-- BEGIN Records for this exercise --
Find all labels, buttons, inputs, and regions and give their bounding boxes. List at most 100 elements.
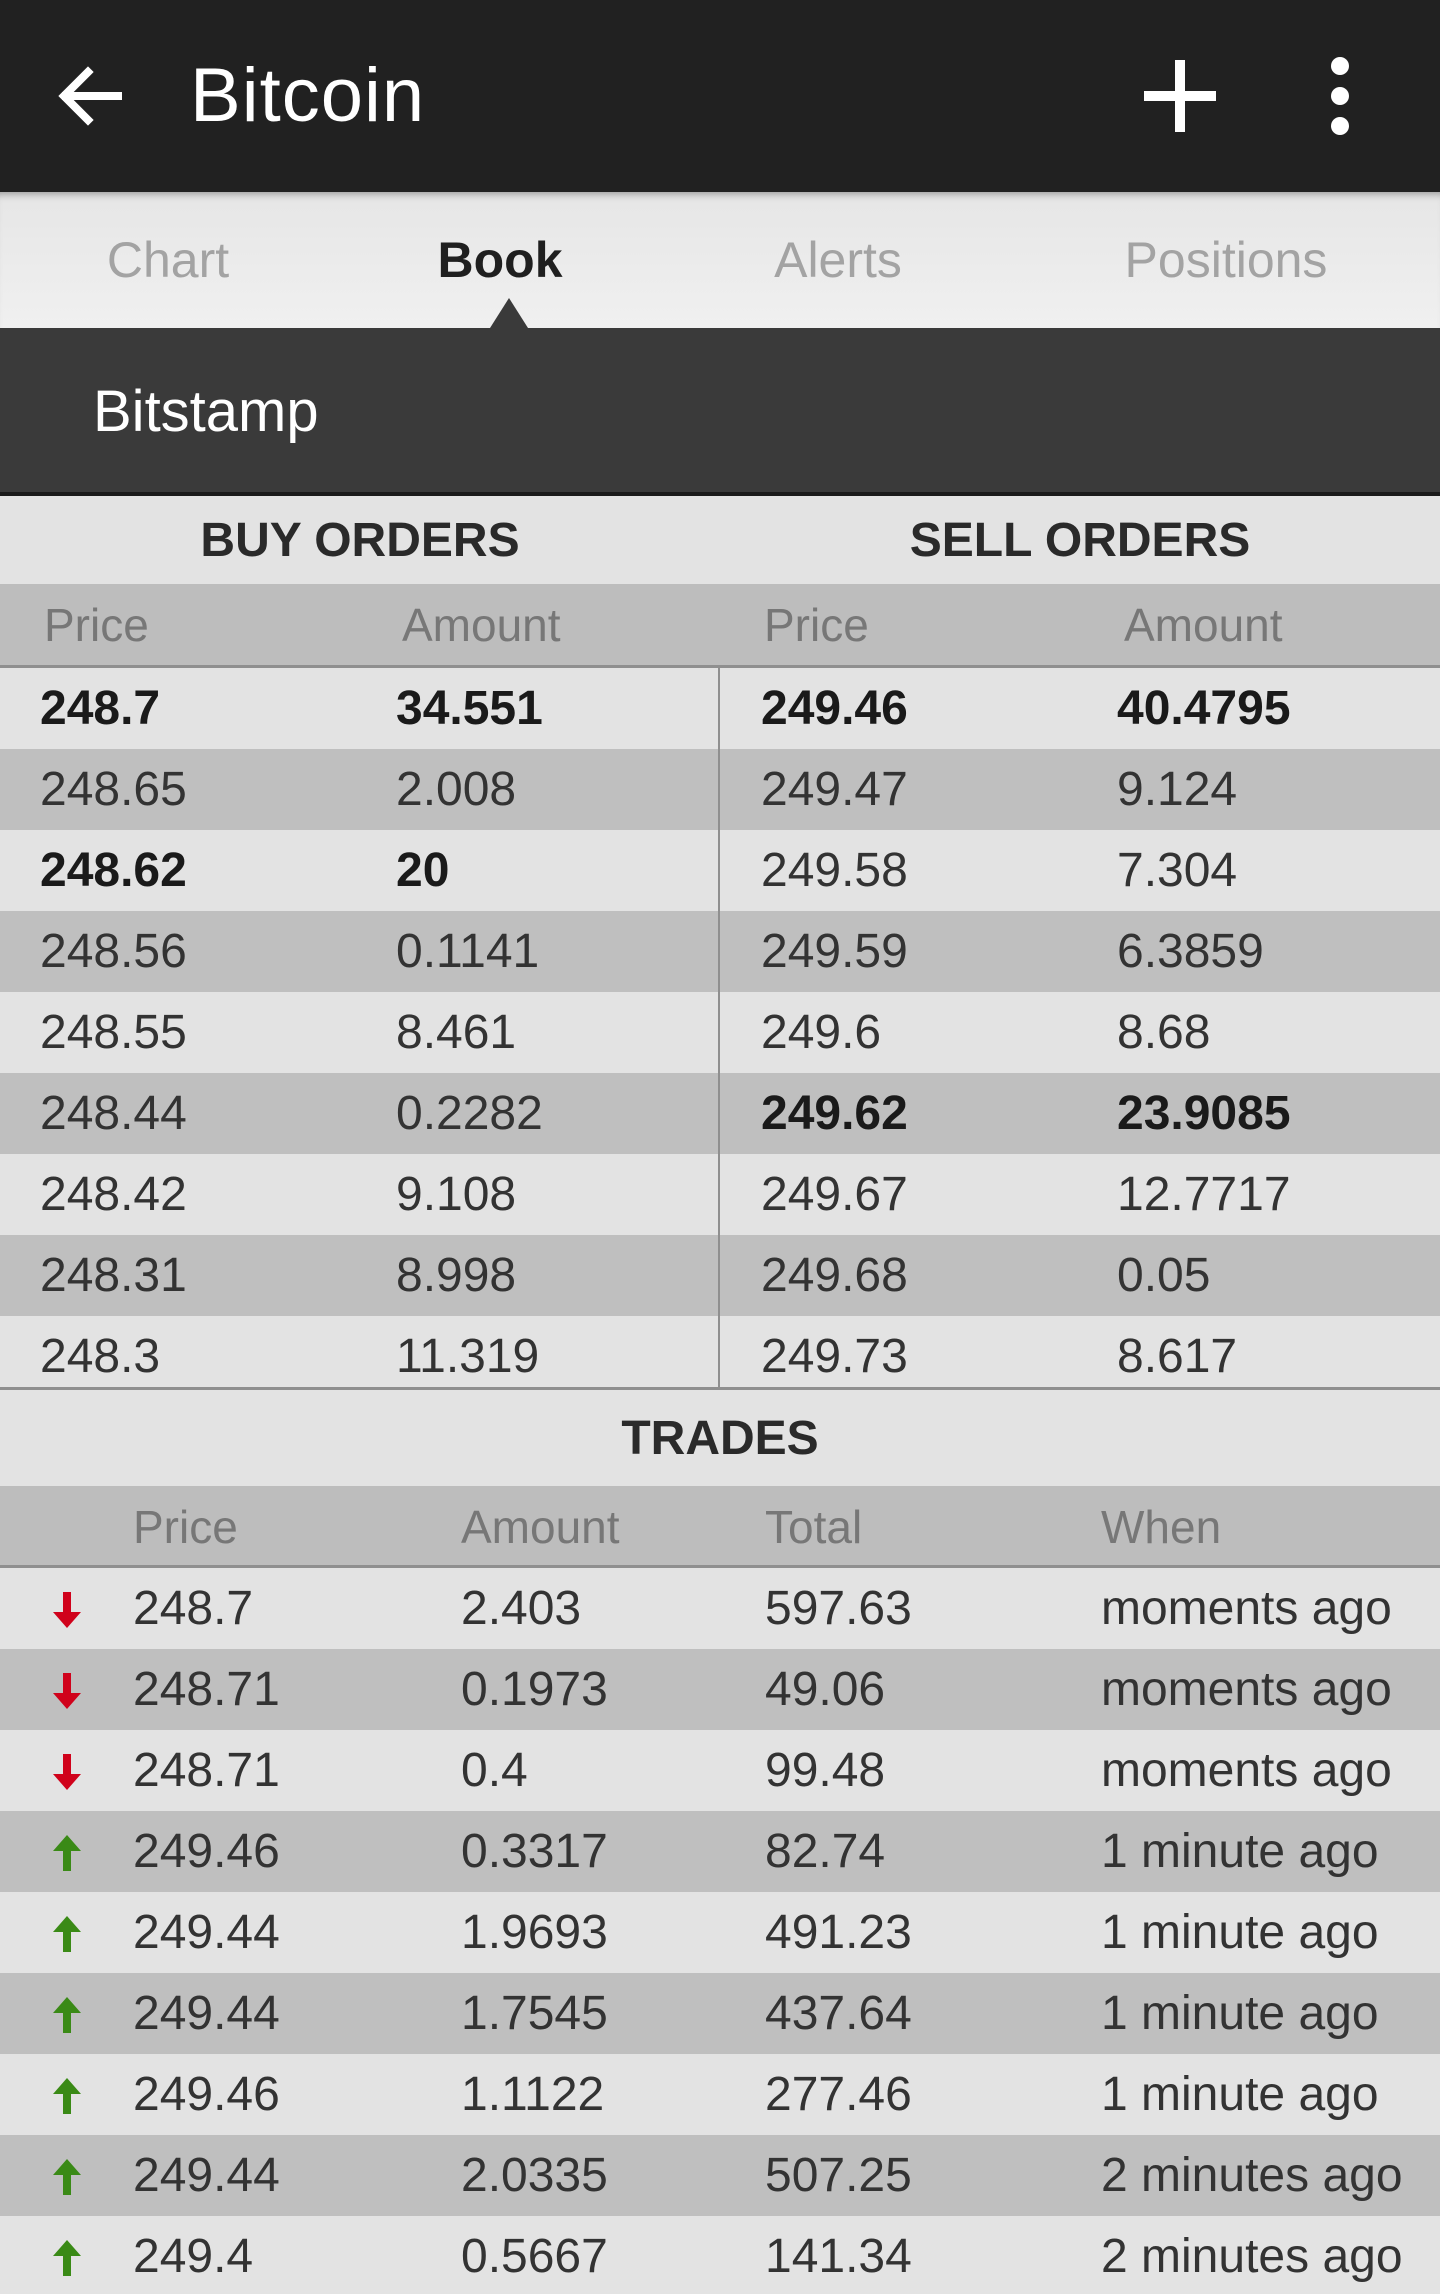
buy-price: 248.44	[40, 1087, 187, 1140]
order-column-header: Price Amount Price Amount	[0, 584, 1440, 666]
buy-amount-header: Amount	[402, 599, 561, 651]
trade-amount: 2.0335	[461, 2149, 608, 2202]
order-row[interactable]: 248.31 8.998 249.68 0.05	[0, 1235, 1440, 1316]
trade-price: 249.4	[133, 2230, 254, 2283]
buy-price: 248.56	[40, 925, 187, 978]
tab-positions[interactable]: Positions	[1040, 192, 1412, 328]
trade-when: 1 minute ago	[1101, 1987, 1379, 2040]
trade-amount: 2.403	[461, 1582, 582, 1635]
sell-amount: 6.3859	[1117, 925, 1264, 978]
sell-price: 249.62	[761, 1087, 908, 1140]
arrow-up-icon	[53, 1916, 81, 1952]
back-button[interactable]	[40, 46, 140, 146]
trades-list[interactable]: 248.7 2.403 597.63 moments ago 248.71 0.1973 4…	[0, 1568, 1440, 2294]
trade-price: 248.71	[133, 1744, 280, 1797]
exchange-name: Bitstamp	[93, 379, 319, 444]
buy-price: 248.42	[40, 1168, 187, 1221]
arrow-up-icon	[53, 2078, 81, 2114]
sell-amount-header: Amount	[1124, 599, 1283, 651]
order-row[interactable]: 248.62 20 249.58 7.304	[0, 830, 1440, 911]
arrow-down-icon	[53, 1673, 81, 1709]
order-row[interactable]: 248.3 11.319 249.73 8.617	[0, 1316, 1440, 1387]
trade-row[interactable]: 248.7 2.403 597.63 moments ago	[0, 1568, 1440, 1649]
sell-amount: 8.617	[1117, 1330, 1238, 1383]
trade-price: 249.44	[133, 1906, 280, 1959]
arrow-up-icon	[53, 1997, 81, 2033]
tab-chart[interactable]: Chart	[20, 192, 316, 328]
more-vertical-icon	[1331, 57, 1349, 135]
trade-total-header: Total	[765, 1501, 863, 1553]
app-bar: Bitcoin	[0, 0, 1440, 192]
order-row[interactable]: 248.44 0.2282 249.62 23.9085	[0, 1073, 1440, 1154]
active-tab-indicator	[490, 298, 528, 328]
buy-price: 248.62	[40, 844, 187, 897]
trade-price: 249.46	[133, 2068, 280, 2121]
buy-price-header: Price	[44, 599, 149, 651]
trade-row[interactable]: 248.71 0.4 99.48 moments ago	[0, 1730, 1440, 1811]
arrow-left-icon	[58, 66, 122, 126]
trade-total: 82.74	[765, 1825, 886, 1878]
sell-amount: 9.124	[1117, 763, 1238, 816]
trade-row[interactable]: 249.46 0.3317 82.74 1 minute ago	[0, 1811, 1440, 1892]
order-row[interactable]: 248.56 0.1141 249.59 6.3859	[0, 911, 1440, 992]
sell-amount: 12.7717	[1117, 1168, 1291, 1221]
buy-amount: 8.461	[396, 1006, 517, 1059]
arrow-up-icon	[53, 1835, 81, 1871]
trades-title: TRADES	[0, 1390, 1440, 1486]
trade-when: 1 minute ago	[1101, 1906, 1379, 1959]
trade-when: 1 minute ago	[1101, 1825, 1379, 1878]
sell-price: 249.46	[761, 682, 908, 735]
trade-total: 49.06	[765, 1663, 886, 1716]
trade-amount: 1.7545	[461, 1987, 608, 2040]
plus-icon	[1144, 60, 1216, 132]
trade-total: 597.63	[765, 1582, 912, 1635]
exchange-selector[interactable]: Bitstamp	[0, 328, 1440, 494]
sell-price: 249.59	[761, 925, 908, 978]
arrow-down-icon	[53, 1592, 81, 1628]
sell-orders-title: SELL ORDERS	[720, 496, 1440, 584]
trade-when: 2 minutes ago	[1101, 2149, 1403, 2202]
order-row[interactable]: 248.7 34.551 249.46 40.4795	[0, 668, 1440, 749]
order-row[interactable]: 248.65 2.008 249.47 9.124	[0, 749, 1440, 830]
trade-total: 141.34	[765, 2230, 912, 2283]
buy-price: 248.3	[40, 1330, 161, 1383]
sell-price: 249.68	[761, 1249, 908, 1302]
tab-alerts[interactable]: Alerts	[690, 192, 986, 328]
trade-total: 99.48	[765, 1744, 886, 1797]
sell-price: 249.6	[761, 1006, 882, 1059]
sell-amount: 23.9085	[1117, 1087, 1291, 1140]
buy-price: 248.65	[40, 763, 187, 816]
trade-total: 491.23	[765, 1906, 912, 1959]
trade-amount: 0.4	[461, 1744, 528, 1797]
trade-total: 277.46	[765, 2068, 912, 2121]
more-options-button[interactable]	[1290, 46, 1390, 146]
trade-when: moments ago	[1101, 1582, 1392, 1635]
sell-price: 249.47	[761, 763, 908, 816]
buy-amount: 34.551	[396, 682, 543, 735]
trade-row[interactable]: 249.44 1.7545 437.64 1 minute ago	[0, 1973, 1440, 2054]
sell-amount: 40.4795	[1117, 682, 1291, 735]
add-button[interactable]	[1130, 46, 1230, 146]
trade-row[interactable]: 249.46 1.1122 277.46 1 minute ago	[0, 2054, 1440, 2135]
trade-row[interactable]: 249.4 0.5667 141.34 2 minutes ago	[0, 2216, 1440, 2294]
buy-price: 248.55	[40, 1006, 187, 1059]
trade-row[interactable]: 249.44 2.0335 507.25 2 minutes ago	[0, 2135, 1440, 2216]
trade-amount: 0.5667	[461, 2230, 608, 2283]
trade-row[interactable]: 249.44 1.9693 491.23 1 minute ago	[0, 1892, 1440, 1973]
buy-amount: 0.2282	[396, 1087, 543, 1140]
trade-when: moments ago	[1101, 1744, 1392, 1797]
order-row[interactable]: 248.42 9.108 249.67 12.7717	[0, 1154, 1440, 1235]
buy-orders-title: BUY ORDERS	[0, 496, 720, 584]
trade-amount-header: Amount	[461, 1501, 620, 1553]
sell-price: 249.58	[761, 844, 908, 897]
buy-amount: 2.008	[396, 763, 517, 816]
buy-amount: 9.108	[396, 1168, 517, 1221]
trade-amount: 0.1973	[461, 1663, 608, 1716]
order-row[interactable]: 248.55 8.461 249.6 8.68	[0, 992, 1440, 1073]
buy-amount: 20	[396, 844, 450, 897]
trade-row[interactable]: 248.71 0.1973 49.06 moments ago	[0, 1649, 1440, 1730]
trade-total: 437.64	[765, 1987, 912, 2040]
sell-price: 249.67	[761, 1168, 908, 1221]
sell-price: 249.73	[761, 1330, 908, 1383]
order-book-list[interactable]: 248.7 34.551 249.46 40.4795 248.65 2.008 249.4…	[0, 668, 1440, 1387]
-- END Records for this exercise --
> Exercise brief:
Retype every one of the lines above verbatim, omitting the pictures.

> Correct output:
Find all labels, buttons, inputs, and regions and give their bounding boxes. List at most 100 elements.
buy-price: 248.44	[40, 1087, 187, 1140]
order-column-header: Price Amount Price Amount	[0, 584, 1440, 666]
buy-amount-header: Amount	[402, 599, 561, 651]
trade-amount: 2.0335	[461, 2149, 608, 2202]
order-row[interactable]: 248.31 8.998 249.68 0.05	[0, 1235, 1440, 1316]
trade-price: 249.4	[133, 2230, 254, 2283]
buy-price: 248.56	[40, 925, 187, 978]
tab-positions[interactable]: Positions	[1040, 192, 1412, 328]
trade-when: 1 minute ago	[1101, 1987, 1379, 2040]
trade-amount: 2.403	[461, 1582, 582, 1635]
sell-amount: 6.3859	[1117, 925, 1264, 978]
sell-price: 249.62	[761, 1087, 908, 1140]
arrow-up-icon	[53, 1916, 81, 1952]
back-button[interactable]	[40, 46, 140, 146]
trades-list[interactable]: 248.7 2.403 597.63 moments ago 248.71 0.1973 4…	[0, 1568, 1440, 2294]
trade-price: 248.71	[133, 1744, 280, 1797]
exchange-name: Bitstamp	[93, 379, 319, 444]
buy-price: 248.42	[40, 1168, 187, 1221]
arrow-up-icon	[53, 2078, 81, 2114]
sell-amount-header: Amount	[1124, 599, 1283, 651]
order-row[interactable]: 248.62 20 249.58 7.304	[0, 830, 1440, 911]
arrow-down-icon	[53, 1673, 81, 1709]
order-row[interactable]: 248.3 11.319 249.73 8.617	[0, 1316, 1440, 1387]
trade-row[interactable]: 248.7 2.403 597.63 moments ago	[0, 1568, 1440, 1649]
sell-amount: 8.617	[1117, 1330, 1238, 1383]
trade-price: 249.44	[133, 1906, 280, 1959]
arrow-up-icon	[53, 1997, 81, 2033]
tab-chart[interactable]: Chart	[20, 192, 316, 328]
more-vertical-icon	[1331, 57, 1349, 135]
trade-total-header: Total	[765, 1501, 863, 1553]
app-bar: Bitcoin	[0, 0, 1440, 192]
order-row[interactable]: 248.44 0.2282 249.62 23.9085	[0, 1073, 1440, 1154]
active-tab-indicator	[490, 298, 528, 328]
buy-price: 248.62	[40, 844, 187, 897]
trade-price: 249.46	[133, 2068, 280, 2121]
buy-price-header: Price	[44, 599, 149, 651]
trade-row[interactable]: 248.71 0.4 99.48 moments ago	[0, 1730, 1440, 1811]
arrow-left-icon	[58, 66, 122, 126]
trade-total: 82.74	[765, 1825, 886, 1878]
sell-amount: 9.124	[1117, 763, 1238, 816]
trade-row[interactable]: 249.46 0.3317 82.74 1 minute ago	[0, 1811, 1440, 1892]
order-row[interactable]: 248.56 0.1141 249.59 6.3859	[0, 911, 1440, 992]
sell-amount: 12.7717	[1117, 1168, 1291, 1221]
buy-amount: 8.461	[396, 1006, 517, 1059]
arrow-up-icon	[53, 1835, 81, 1871]
trades-title: TRADES	[0, 1390, 1440, 1486]
trade-when: 1 minute ago	[1101, 1906, 1379, 1959]
trade-when: 1 minute ago	[1101, 1825, 1379, 1878]
sell-price: 249.46	[761, 682, 908, 735]
trade-total: 49.06	[765, 1663, 886, 1716]
trade-amount: 1.7545	[461, 1987, 608, 2040]
plus-icon	[1144, 60, 1216, 132]
trade-total: 597.63	[765, 1582, 912, 1635]
exchange-selector[interactable]: Bitstamp	[0, 328, 1440, 494]
sell-price: 249.59	[761, 925, 908, 978]
arrow-down-icon	[53, 1592, 81, 1628]
sell-orders-title: SELL ORDERS	[720, 496, 1440, 584]
trade-when: 2 minutes ago	[1101, 2149, 1403, 2202]
order-row[interactable]: 248.7 34.551 249.46 40.4795	[0, 668, 1440, 749]
order-row[interactable]: 248.65 2.008 249.47 9.124	[0, 749, 1440, 830]
trade-total: 141.34	[765, 2230, 912, 2283]
buy-price: 248.3	[40, 1330, 161, 1383]
sell-price: 249.68	[761, 1249, 908, 1302]
tab-alerts[interactable]: Alerts	[690, 192, 986, 328]
trade-total: 99.48	[765, 1744, 886, 1797]
sell-price: 249.6	[761, 1006, 882, 1059]
sell-amount: 23.9085	[1117, 1087, 1291, 1140]
buy-price: 248.65	[40, 763, 187, 816]
trade-total: 491.23	[765, 1906, 912, 1959]
trade-amount: 0.4	[461, 1744, 528, 1797]
trade-total: 277.46	[765, 2068, 912, 2121]
more-options-button[interactable]	[1290, 46, 1390, 146]
trade-when: moments ago	[1101, 1582, 1392, 1635]
sell-price: 249.47	[761, 763, 908, 816]
buy-amount: 34.551	[396, 682, 543, 735]
trade-row[interactable]: 249.44 1.7545 437.64 1 minute ago	[0, 1973, 1440, 2054]
sell-amount: 40.4795	[1117, 682, 1291, 735]
add-button[interactable]	[1130, 46, 1230, 146]
trade-row[interactable]: 249.46 1.1122 277.46 1 minute ago	[0, 2054, 1440, 2135]
trade-row[interactable]: 249.4 0.5667 141.34 2 minutes ago	[0, 2216, 1440, 2294]
buy-price: 248.55	[40, 1006, 187, 1059]
trade-row[interactable]: 249.44 2.0335 507.25 2 minutes ago	[0, 2135, 1440, 2216]
trade-amount: 0.5667	[461, 2230, 608, 2283]
trade-row[interactable]: 249.44 1.9693 491.23 1 minute ago	[0, 1892, 1440, 1973]
buy-amount: 0.2282	[396, 1087, 543, 1140]
trade-when: moments ago	[1101, 1744, 1392, 1797]
order-row[interactable]: 248.42 9.108 249.67 12.7717	[0, 1154, 1440, 1235]
buy-orders-title: BUY ORDERS	[0, 496, 720, 584]
trade-amount-header: Amount	[461, 1501, 620, 1553]
sell-price: 249.58	[761, 844, 908, 897]
buy-amount: 2.008	[396, 763, 517, 816]
buy-amount: 9.108	[396, 1168, 517, 1221]
trade-amount: 0.1973	[461, 1663, 608, 1716]
order-row[interactable]: 248.55 8.461 249.6 8.68	[0, 992, 1440, 1073]
buy-amount: 20	[396, 844, 450, 897]
trade-row[interactable]: 248.71 0.1973 49.06 moments ago	[0, 1649, 1440, 1730]
trade-total: 437.64	[765, 1987, 912, 2040]
sell-price: 249.67	[761, 1168, 908, 1221]
sell-price: 249.73	[761, 1330, 908, 1383]
order-book-list[interactable]: 248.7 34.551 249.46 40.4795 248.65 2.008 249.4…	[0, 668, 1440, 1387]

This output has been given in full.